Search the data for the word "screenshot" and copy every line that contains it.

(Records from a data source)
— BEGIN —
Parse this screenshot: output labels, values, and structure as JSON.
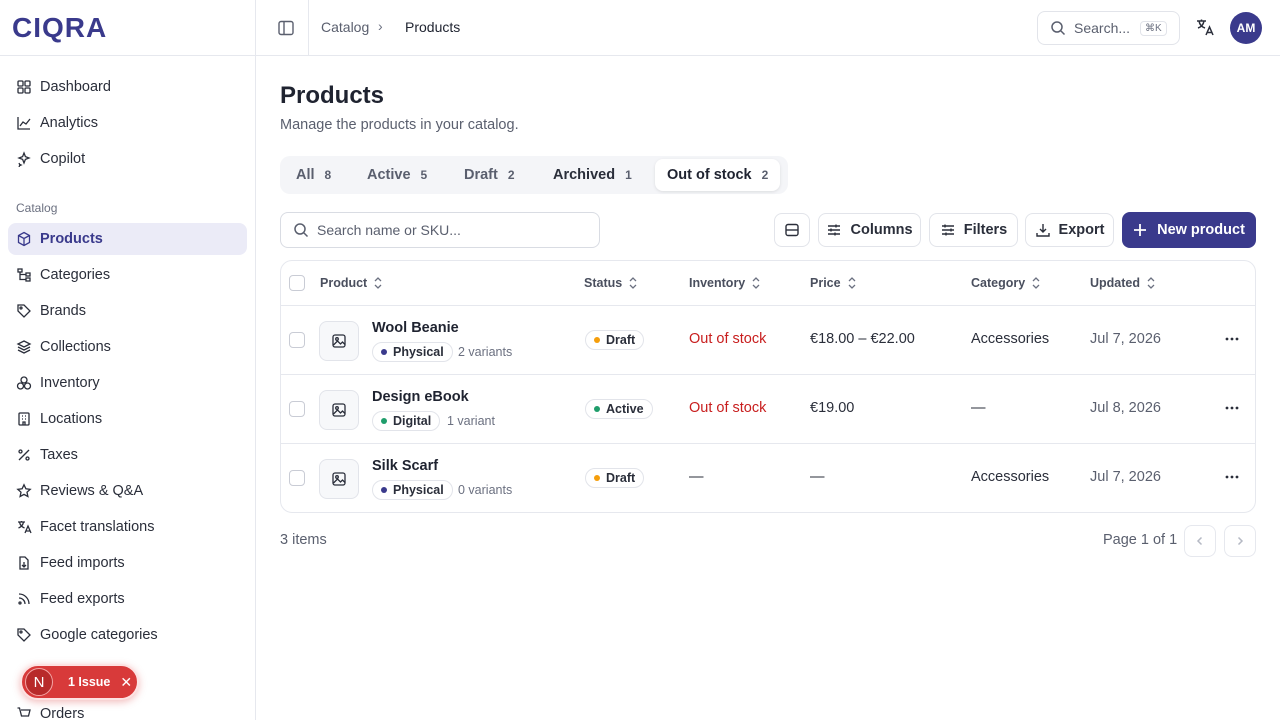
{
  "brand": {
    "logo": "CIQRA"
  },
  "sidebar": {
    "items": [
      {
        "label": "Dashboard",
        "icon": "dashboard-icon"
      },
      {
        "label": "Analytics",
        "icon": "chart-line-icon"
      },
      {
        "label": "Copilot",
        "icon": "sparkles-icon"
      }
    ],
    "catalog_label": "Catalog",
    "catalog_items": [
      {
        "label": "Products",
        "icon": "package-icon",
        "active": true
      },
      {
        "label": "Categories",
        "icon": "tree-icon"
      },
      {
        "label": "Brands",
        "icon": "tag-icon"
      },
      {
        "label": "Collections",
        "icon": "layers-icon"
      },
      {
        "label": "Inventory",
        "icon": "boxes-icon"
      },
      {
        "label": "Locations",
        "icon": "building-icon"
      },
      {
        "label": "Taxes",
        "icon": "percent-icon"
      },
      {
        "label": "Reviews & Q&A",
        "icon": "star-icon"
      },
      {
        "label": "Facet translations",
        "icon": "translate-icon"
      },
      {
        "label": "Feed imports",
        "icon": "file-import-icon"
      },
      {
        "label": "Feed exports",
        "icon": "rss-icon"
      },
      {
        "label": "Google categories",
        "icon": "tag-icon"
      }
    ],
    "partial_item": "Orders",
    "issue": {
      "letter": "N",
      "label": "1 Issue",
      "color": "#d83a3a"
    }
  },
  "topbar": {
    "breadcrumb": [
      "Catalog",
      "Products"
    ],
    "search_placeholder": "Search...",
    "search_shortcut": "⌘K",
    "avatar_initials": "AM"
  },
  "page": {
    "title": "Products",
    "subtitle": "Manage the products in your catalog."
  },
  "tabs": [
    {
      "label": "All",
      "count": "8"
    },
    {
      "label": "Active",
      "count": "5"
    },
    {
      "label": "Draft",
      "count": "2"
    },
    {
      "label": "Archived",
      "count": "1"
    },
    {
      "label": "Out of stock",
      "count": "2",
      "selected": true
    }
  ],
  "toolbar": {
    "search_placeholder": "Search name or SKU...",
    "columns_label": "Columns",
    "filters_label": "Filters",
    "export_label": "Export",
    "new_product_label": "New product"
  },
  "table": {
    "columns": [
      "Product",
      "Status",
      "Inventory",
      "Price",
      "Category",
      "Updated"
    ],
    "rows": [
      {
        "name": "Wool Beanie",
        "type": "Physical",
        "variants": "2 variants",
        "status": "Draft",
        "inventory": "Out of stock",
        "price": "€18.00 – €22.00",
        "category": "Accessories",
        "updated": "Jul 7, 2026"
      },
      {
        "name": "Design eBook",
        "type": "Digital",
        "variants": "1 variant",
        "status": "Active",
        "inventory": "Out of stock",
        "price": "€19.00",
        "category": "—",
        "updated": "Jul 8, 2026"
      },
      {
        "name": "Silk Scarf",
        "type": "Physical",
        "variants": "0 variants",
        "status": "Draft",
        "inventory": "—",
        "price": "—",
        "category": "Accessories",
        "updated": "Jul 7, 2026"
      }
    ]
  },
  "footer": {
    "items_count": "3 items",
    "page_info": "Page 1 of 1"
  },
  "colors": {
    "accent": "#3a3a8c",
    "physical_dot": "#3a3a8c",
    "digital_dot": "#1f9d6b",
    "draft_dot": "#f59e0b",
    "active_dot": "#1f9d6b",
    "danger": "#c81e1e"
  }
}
— END —
— BEGIN —
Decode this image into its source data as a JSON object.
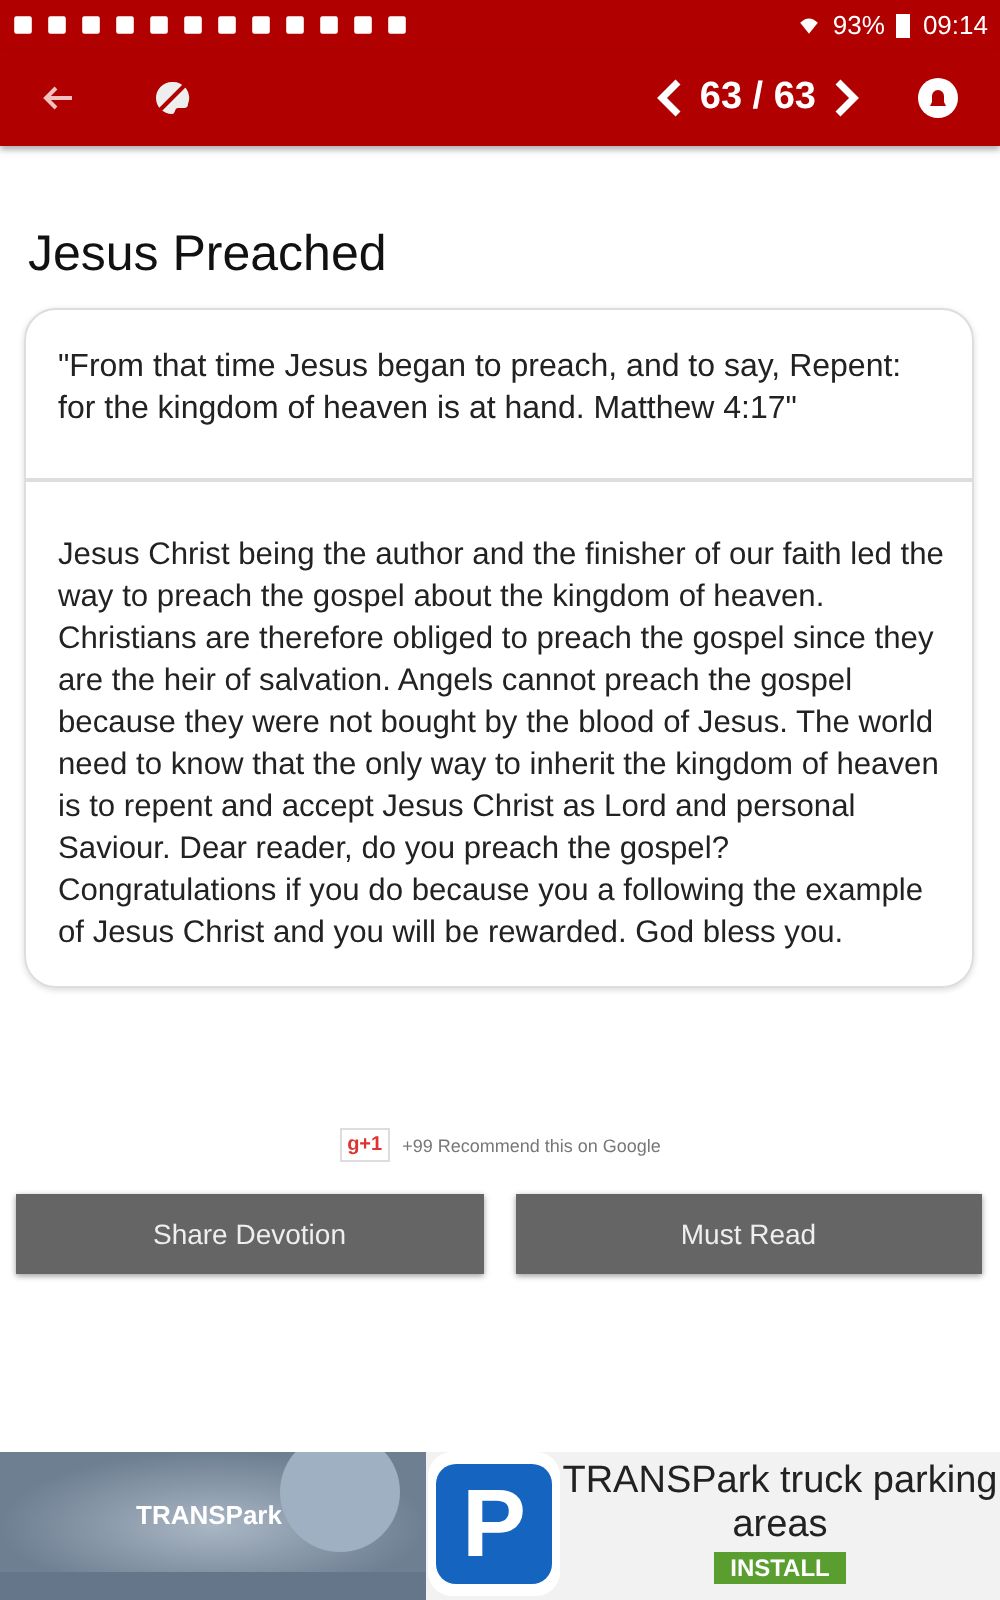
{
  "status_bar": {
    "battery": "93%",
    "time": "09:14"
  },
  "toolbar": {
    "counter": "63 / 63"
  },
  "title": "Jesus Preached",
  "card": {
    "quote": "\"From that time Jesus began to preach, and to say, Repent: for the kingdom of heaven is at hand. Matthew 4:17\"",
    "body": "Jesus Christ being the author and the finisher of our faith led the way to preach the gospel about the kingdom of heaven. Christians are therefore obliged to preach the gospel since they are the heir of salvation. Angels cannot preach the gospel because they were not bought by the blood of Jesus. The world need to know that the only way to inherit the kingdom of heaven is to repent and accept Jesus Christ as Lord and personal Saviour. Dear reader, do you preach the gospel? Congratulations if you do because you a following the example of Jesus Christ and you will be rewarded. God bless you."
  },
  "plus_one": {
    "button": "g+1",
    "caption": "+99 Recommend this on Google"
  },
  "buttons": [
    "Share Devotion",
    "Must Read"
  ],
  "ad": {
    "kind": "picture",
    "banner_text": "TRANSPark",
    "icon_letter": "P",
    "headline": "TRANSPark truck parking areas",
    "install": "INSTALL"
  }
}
— END —
— BEGIN —
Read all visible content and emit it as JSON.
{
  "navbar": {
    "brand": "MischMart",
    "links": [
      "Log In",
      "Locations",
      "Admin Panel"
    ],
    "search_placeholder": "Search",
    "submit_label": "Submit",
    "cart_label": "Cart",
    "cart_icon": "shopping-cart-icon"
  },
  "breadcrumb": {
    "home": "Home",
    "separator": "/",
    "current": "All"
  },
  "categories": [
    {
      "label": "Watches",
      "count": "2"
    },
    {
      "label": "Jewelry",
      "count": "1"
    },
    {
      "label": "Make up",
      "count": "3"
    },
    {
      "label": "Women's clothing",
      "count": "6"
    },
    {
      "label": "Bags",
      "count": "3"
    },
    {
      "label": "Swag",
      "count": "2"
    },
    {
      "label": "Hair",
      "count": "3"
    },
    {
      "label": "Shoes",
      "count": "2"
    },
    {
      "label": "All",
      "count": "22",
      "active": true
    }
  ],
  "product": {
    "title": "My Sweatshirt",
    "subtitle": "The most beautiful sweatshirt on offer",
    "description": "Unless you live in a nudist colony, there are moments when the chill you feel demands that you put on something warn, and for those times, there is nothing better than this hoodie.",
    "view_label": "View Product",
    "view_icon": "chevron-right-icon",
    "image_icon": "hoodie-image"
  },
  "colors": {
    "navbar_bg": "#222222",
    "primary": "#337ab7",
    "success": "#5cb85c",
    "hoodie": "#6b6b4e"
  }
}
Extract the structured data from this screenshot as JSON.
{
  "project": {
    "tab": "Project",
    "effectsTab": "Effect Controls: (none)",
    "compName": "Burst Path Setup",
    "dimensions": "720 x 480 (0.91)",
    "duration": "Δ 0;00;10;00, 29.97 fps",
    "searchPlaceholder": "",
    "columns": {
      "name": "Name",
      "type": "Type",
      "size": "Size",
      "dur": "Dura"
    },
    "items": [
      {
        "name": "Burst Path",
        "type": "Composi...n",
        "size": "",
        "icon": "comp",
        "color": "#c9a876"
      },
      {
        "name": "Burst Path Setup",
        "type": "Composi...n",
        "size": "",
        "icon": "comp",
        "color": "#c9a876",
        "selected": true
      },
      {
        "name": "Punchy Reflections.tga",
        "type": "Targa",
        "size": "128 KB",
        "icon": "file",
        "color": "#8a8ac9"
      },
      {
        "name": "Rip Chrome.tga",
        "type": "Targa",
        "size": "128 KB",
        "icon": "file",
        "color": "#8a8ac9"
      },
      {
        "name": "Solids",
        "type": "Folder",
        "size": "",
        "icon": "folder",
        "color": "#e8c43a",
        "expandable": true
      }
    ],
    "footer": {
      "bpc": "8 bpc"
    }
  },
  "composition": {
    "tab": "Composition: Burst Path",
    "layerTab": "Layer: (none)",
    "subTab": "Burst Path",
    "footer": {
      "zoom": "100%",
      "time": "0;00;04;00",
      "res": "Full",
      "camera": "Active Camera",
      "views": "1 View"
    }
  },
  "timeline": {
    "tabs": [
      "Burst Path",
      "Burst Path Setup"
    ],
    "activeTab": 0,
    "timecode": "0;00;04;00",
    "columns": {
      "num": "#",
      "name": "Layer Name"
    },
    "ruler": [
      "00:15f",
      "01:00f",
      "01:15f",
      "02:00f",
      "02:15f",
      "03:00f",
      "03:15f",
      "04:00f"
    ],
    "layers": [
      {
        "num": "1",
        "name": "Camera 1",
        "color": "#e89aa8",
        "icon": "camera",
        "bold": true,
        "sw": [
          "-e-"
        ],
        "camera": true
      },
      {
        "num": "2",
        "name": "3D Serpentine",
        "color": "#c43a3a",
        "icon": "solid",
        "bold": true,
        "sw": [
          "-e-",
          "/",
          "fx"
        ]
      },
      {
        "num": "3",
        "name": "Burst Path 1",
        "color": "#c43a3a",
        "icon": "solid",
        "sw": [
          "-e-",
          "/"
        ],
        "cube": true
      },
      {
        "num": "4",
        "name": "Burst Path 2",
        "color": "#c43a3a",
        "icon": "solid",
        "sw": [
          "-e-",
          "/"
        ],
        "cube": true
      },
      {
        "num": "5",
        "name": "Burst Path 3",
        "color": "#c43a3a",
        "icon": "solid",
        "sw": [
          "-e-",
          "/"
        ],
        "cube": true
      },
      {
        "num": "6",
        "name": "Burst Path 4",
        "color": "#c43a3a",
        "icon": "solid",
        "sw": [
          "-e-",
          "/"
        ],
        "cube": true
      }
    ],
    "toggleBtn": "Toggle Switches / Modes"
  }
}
— END —
● Written response
Parse this screenshot: output labels, values, and structure as JSON.
Extract the structured data from this screenshot as JSON.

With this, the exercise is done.